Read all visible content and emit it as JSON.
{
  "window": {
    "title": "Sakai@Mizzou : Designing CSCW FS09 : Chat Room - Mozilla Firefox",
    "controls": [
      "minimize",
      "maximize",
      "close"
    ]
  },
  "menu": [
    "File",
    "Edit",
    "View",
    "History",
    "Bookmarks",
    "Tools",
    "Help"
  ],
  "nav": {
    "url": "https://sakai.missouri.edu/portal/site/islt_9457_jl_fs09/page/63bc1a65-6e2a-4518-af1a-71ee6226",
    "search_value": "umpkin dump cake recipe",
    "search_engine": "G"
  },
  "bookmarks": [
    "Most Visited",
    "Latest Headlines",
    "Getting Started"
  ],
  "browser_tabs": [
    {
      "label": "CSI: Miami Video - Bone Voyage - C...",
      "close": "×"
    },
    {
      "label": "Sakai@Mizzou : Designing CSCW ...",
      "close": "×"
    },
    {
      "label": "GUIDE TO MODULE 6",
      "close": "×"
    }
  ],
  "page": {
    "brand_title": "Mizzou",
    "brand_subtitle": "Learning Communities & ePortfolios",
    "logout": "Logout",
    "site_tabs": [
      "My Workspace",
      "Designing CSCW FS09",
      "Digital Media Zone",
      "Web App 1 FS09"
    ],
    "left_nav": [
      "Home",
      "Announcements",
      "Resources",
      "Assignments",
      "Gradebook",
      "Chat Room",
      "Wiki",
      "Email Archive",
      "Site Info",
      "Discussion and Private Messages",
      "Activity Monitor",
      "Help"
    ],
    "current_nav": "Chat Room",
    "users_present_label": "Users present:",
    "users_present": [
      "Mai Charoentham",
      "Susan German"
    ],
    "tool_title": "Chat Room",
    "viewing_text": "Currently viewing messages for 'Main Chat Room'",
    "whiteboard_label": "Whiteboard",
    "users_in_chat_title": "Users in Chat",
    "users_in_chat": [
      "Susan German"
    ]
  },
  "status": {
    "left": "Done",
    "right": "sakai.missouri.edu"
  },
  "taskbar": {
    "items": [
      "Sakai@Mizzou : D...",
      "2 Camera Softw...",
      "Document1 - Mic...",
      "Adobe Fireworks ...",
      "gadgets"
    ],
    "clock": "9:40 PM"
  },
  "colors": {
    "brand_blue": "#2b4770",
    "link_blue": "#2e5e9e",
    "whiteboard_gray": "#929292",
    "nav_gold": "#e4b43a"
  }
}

Aim of the exercise
Write out the material from the first line to the last, exactly.

Expected output
Read all visible content and emit it as JSON.
{
  "window": {
    "title": "Sakai@Mizzou : Designing CSCW FS09 : Chat Room - Mozilla Firefox",
    "controls": [
      "minimize",
      "maximize",
      "close"
    ]
  },
  "menu": [
    "File",
    "Edit",
    "View",
    "History",
    "Bookmarks",
    "Tools",
    "Help"
  ],
  "nav": {
    "url": "https://sakai.missouri.edu/portal/site/islt_9457_jl_fs09/page/63bc1a65-6e2a-4518-af1a-71ee6226",
    "search_value": "umpkin dump cake recipe",
    "search_engine": "G"
  },
  "bookmarks": [
    "Most Visited",
    "Latest Headlines",
    "Getting Started"
  ],
  "browser_tabs": [
    {
      "label": "CSI: Miami Video - Bone Voyage - C...",
      "close": "×"
    },
    {
      "label": "Sakai@Mizzou : Designing CSCW ...",
      "close": "×"
    },
    {
      "label": "GUIDE TO MODULE 6",
      "close": "×"
    }
  ],
  "page": {
    "brand_title": "Mizzou",
    "brand_subtitle": "Learning Communities & ePortfolios",
    "logout": "Logout",
    "site_tabs": [
      "My Workspace",
      "Designing CSCW FS09",
      "Digital Media Zone",
      "Web App 1 FS09"
    ],
    "left_nav": [
      "Home",
      "Announcements",
      "Resources",
      "Assignments",
      "Gradebook",
      "Chat Room",
      "Wiki",
      "Email Archive",
      "Site Info",
      "Discussion and Private Messages",
      "Activity Monitor",
      "Help"
    ],
    "current_nav": "Chat Room",
    "users_present_label": "Users present:",
    "users_present": [
      "Mai Charoentham",
      "Susan German"
    ],
    "tool_title": "Chat Room",
    "viewing_text": "Currently viewing messages for 'Main Chat Room'",
    "whiteboard_label": "Whiteboard",
    "users_in_chat_title": "Users in Chat",
    "users_in_chat": [
      "Susan German"
    ]
  },
  "status": {
    "left": "Done",
    "right": "sakai.missouri.edu"
  },
  "taskbar": {
    "items": [
      "Sakai@Mizzou : D...",
      "2 Camera Softw...",
      "Document1 - Mic...",
      "Adobe Fireworks ...",
      "gadgets"
    ],
    "clock": "9:40 PM"
  },
  "colors": {
    "brand_blue": "#2b4770",
    "link_blue": "#2e5e9e",
    "whiteboard_gray": "#929292",
    "nav_gold": "#e4b43a"
  }
}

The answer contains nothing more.